## Exercise requirements:
Sift the material for lines containing "reported", and return them.

Items from a data source

+++++

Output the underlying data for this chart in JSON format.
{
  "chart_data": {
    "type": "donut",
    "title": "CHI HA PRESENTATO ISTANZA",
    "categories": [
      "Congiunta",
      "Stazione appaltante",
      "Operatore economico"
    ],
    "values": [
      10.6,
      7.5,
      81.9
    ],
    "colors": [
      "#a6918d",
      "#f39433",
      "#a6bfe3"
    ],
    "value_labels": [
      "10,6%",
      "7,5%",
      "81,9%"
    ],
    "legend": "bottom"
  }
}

+++++

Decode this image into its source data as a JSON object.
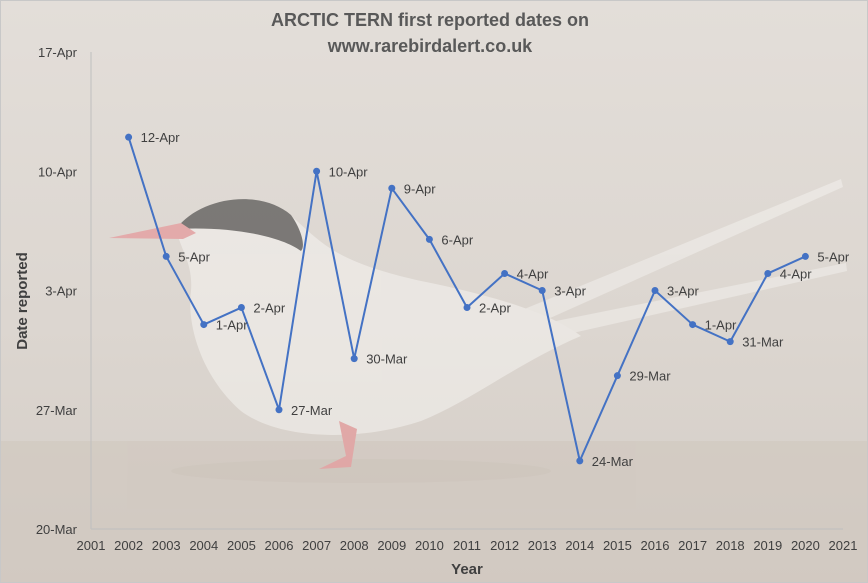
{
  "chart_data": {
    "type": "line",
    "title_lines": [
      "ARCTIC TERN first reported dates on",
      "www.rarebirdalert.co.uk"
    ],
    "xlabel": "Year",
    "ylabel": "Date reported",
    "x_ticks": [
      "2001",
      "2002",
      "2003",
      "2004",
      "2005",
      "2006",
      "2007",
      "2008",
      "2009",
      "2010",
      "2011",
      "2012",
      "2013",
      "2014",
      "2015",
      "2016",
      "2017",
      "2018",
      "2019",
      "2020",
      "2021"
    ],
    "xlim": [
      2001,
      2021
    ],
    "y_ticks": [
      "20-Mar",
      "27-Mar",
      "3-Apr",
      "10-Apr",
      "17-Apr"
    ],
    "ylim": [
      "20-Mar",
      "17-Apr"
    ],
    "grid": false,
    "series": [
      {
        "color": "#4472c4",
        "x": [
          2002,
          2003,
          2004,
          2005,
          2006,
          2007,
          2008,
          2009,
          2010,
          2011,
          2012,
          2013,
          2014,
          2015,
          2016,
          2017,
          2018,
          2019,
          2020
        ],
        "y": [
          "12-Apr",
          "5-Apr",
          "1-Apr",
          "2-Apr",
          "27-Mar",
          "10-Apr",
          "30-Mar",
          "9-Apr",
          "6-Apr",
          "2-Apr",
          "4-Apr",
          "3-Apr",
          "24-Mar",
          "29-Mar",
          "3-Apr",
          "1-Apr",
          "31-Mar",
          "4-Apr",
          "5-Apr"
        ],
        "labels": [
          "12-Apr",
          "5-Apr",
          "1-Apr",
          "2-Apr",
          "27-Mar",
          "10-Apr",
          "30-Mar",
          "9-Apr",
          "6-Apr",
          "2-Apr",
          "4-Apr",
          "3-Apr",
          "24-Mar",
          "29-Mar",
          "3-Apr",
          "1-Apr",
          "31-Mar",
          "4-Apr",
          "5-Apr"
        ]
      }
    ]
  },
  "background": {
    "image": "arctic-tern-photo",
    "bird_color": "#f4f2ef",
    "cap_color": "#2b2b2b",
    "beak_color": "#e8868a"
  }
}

+++++

## Finished exercise:
      "ARCTIC TERN first reported dates on",
    "ylabel": "Date reported",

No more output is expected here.